Exercise requirements:
Tally up the lines below that include the word "Viewer". Answer with the number alone.

Input records:

Begin

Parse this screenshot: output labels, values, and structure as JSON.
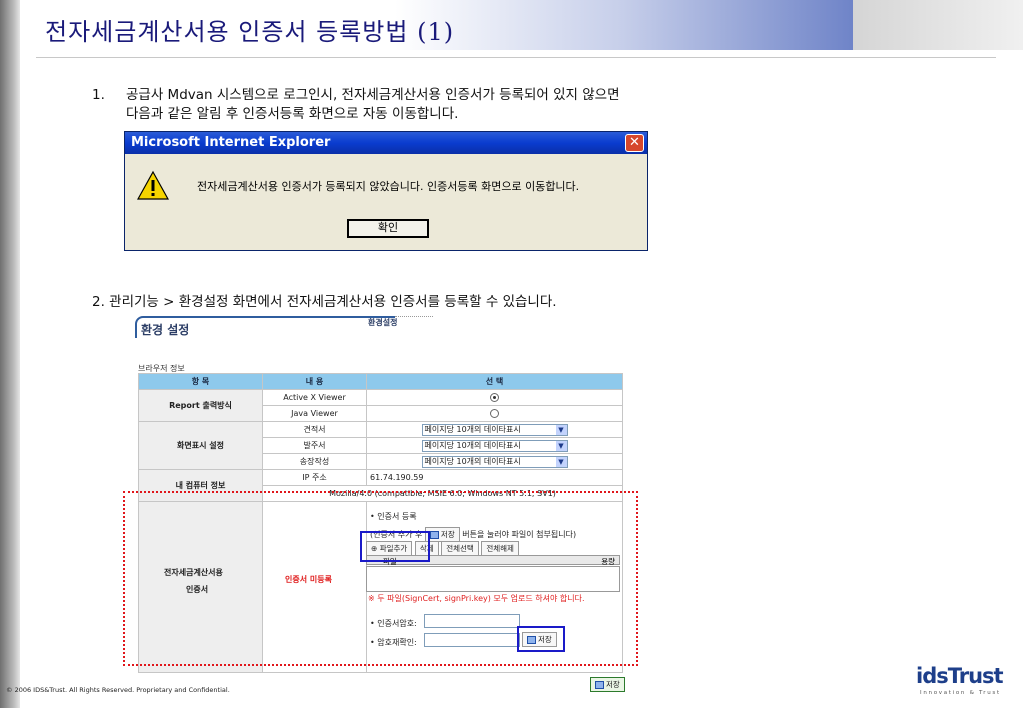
{
  "page": {
    "title": "전자세금계산서용 인증서 등록방법 (1)",
    "footer": "© 2006 IDS&Trust. All Rights Reserved. Proprietary and Confidential.",
    "logo_main": "idsTrust",
    "logo_tagline": "Innovation & Trust"
  },
  "steps": {
    "step1_num": "1.",
    "step1_line1": "공급사 Mdvan 시스템으로 로그인시, 전자세금계산서용 인증서가 등록되어 있지 않으면",
    "step1_line2": "다음과 같은 알림 후 인증서등록 화면으로 자동 이동합니다.",
    "step2": "2. 관리기능 > 환경설정 화면에서 전자세금계산서용 인증서를 등록할 수 있습니다."
  },
  "dialog": {
    "title": "Microsoft Internet Explorer",
    "message": "전자세금계산서용 인증서가 등록되지 않았습니다. 인증서등록 화면으로 이동합니다.",
    "ok_label": "확인",
    "close_glyph": "✕"
  },
  "settings": {
    "header": "환경 설정",
    "crumb": "환경설정",
    "browser_info": "브라우저 정보",
    "columns": [
      "항 목",
      "내 용",
      "선 택"
    ],
    "report_label": "Report 출력방식",
    "report_options": [
      {
        "name": "Active X Viewer",
        "selected": true
      },
      {
        "name": "Java Viewer",
        "selected": false
      }
    ],
    "display_label": "화면표시 설정",
    "display_rows": [
      {
        "name": "견적서",
        "value": "페이지당 10개의 데이타표시"
      },
      {
        "name": "발주서",
        "value": "페이지당 10개의 데이타표시"
      },
      {
        "name": "송장작성",
        "value": "페이지당 10개의 데이타표시"
      }
    ],
    "computer_label": "내 컴퓨터 정보",
    "ip_label": "IP 주소",
    "ip_value": "61.74.190.59",
    "user_agent": "Mozilla/4.0 (compatible; MSIE 6.0; Windows NT 5.1; SV1)",
    "cert_label_line1": "전자세금계산서용",
    "cert_label_line2": "인증서",
    "cert_status": "인증서 미등록",
    "cert_register_title": "• 인증서 등록",
    "cert_hint_pre": "(인증서 추가 후",
    "cert_hint_post": "버튼을 눌러야 파일이 첨부됩니다)",
    "save_label": "저장",
    "add_file": "파일추가",
    "delete": "삭제",
    "select_all": "전체선택",
    "deselect_all": "전체해제",
    "file_col": "파일",
    "size_col": "용량",
    "upload_warning": "※ 두 파일(SignCert, signPri.key) 모두 업로드 하셔야 합니다.",
    "password_label": "• 인증서암호:",
    "password_confirm_label": "• 암호재확인:",
    "bottom_save": "저장"
  }
}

End

Result below:
2